──────── Data for the task ────────

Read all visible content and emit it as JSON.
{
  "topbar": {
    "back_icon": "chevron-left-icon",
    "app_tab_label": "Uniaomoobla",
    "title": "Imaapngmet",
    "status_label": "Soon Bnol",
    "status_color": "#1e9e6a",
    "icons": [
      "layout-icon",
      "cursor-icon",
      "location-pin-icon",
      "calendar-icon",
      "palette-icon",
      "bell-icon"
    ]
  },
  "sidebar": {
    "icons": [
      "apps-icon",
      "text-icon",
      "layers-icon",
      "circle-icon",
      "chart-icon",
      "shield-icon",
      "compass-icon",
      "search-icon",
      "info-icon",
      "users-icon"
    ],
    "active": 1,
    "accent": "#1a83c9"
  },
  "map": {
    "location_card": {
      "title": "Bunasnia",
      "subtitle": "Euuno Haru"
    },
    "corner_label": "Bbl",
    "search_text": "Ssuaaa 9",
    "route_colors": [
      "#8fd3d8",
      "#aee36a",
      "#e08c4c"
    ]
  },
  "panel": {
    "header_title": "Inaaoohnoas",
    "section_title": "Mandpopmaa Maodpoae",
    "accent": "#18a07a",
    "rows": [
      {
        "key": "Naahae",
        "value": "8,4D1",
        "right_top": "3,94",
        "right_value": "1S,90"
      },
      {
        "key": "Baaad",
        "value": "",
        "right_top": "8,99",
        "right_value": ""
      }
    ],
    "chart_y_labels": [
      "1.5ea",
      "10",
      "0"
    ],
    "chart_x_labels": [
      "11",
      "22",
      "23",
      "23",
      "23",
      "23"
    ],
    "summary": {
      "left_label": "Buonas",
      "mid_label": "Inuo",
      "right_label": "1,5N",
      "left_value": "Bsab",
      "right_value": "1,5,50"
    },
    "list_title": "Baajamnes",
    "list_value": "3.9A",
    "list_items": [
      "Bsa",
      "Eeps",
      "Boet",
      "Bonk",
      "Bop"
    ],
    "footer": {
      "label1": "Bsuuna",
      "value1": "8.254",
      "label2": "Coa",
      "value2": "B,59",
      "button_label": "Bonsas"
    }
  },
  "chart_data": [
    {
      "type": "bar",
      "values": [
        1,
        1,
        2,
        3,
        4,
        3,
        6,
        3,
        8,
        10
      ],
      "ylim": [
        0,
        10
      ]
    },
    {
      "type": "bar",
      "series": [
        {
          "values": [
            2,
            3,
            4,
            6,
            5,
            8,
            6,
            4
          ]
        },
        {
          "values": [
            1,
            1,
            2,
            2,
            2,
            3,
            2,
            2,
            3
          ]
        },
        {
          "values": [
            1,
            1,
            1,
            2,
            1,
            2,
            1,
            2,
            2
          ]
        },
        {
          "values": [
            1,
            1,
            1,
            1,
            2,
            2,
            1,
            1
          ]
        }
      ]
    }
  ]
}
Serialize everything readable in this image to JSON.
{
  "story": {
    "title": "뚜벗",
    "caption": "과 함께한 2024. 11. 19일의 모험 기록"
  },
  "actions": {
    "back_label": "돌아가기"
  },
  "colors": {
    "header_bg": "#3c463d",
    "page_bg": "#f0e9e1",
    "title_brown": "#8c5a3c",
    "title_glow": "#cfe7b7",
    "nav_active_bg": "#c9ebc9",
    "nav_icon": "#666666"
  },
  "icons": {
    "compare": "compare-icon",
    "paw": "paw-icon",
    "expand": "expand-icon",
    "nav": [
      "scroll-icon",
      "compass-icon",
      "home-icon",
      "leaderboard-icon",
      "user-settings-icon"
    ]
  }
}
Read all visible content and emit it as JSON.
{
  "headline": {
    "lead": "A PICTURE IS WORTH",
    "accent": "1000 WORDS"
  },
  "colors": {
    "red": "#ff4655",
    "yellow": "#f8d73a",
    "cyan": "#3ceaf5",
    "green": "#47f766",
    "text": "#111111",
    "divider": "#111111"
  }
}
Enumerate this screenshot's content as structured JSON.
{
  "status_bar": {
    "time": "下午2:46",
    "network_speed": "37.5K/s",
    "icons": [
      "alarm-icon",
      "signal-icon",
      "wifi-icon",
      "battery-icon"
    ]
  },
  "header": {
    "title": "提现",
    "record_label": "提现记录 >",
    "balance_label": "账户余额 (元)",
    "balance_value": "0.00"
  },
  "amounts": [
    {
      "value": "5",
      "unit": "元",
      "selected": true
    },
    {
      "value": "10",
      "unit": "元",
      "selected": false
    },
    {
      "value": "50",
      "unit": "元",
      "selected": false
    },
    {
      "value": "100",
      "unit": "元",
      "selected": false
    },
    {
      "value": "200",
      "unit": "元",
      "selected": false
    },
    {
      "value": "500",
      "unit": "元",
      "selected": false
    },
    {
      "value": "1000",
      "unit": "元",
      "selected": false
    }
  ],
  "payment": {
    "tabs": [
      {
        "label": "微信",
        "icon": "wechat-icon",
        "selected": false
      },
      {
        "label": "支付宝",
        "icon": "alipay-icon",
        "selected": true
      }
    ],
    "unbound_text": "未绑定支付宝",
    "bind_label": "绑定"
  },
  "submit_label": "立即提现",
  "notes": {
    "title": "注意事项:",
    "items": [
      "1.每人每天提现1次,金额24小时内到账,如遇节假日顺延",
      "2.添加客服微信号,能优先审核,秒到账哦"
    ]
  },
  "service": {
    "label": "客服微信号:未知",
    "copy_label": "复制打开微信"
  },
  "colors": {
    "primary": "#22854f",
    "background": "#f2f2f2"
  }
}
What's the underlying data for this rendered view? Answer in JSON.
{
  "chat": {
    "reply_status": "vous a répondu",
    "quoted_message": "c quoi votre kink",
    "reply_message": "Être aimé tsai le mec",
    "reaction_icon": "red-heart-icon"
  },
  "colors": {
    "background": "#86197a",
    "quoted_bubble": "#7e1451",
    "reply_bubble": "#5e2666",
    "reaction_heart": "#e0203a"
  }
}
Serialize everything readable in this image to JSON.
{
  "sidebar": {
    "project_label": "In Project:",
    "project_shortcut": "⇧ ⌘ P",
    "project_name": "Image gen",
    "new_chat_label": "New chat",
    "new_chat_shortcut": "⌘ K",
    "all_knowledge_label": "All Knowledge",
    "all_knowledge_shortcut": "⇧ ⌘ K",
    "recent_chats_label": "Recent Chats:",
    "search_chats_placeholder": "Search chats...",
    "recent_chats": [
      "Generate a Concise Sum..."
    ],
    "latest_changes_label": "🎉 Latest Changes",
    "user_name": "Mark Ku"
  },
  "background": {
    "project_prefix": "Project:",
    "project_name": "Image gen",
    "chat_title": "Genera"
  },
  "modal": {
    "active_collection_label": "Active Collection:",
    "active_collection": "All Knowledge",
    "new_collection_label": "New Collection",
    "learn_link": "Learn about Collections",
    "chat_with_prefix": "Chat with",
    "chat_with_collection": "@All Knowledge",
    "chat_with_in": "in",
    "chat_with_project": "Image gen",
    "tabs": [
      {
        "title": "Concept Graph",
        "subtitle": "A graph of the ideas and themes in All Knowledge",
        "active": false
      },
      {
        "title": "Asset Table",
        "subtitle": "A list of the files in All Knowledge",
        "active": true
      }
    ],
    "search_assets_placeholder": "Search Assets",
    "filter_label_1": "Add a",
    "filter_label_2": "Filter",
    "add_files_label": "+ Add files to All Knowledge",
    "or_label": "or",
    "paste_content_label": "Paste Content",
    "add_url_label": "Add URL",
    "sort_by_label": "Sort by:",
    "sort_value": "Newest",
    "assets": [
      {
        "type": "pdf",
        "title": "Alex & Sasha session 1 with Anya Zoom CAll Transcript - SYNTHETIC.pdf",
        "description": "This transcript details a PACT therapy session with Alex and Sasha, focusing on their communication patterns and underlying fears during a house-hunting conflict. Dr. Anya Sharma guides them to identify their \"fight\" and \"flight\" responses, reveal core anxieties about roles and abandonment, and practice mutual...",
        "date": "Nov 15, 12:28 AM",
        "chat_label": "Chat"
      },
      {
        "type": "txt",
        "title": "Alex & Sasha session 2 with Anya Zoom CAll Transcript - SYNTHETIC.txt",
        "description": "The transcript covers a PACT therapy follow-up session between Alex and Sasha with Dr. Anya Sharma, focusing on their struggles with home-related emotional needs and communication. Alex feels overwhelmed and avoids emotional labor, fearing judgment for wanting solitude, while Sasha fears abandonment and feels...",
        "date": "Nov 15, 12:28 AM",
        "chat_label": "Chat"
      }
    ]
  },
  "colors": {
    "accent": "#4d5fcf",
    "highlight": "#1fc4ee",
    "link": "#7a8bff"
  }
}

────────

Task instructions:
Copy each line of the data that contains the word "abandonment".

Exercise answer:
        "description": "This transcript details a PACT therapy session with Alex and Sasha, focusing on their communication patterns and underlying fears during a house-hunting conflict. Dr. Anya Sharma guides them to identify their \"fight\" and \"flight\" responses, reveal core anxieties about roles and abandonment, and practice mutual...",
        "description": "The transcript covers a PACT therapy follow-up session between Alex and Sasha with Dr. Anya Sharma, focusing on their struggles with home-related emotional needs and communication. Alex feels overwhelmed and avoids emotional labor, fearing judgment for wanting solitude, while Sasha fears abandonment and feels...",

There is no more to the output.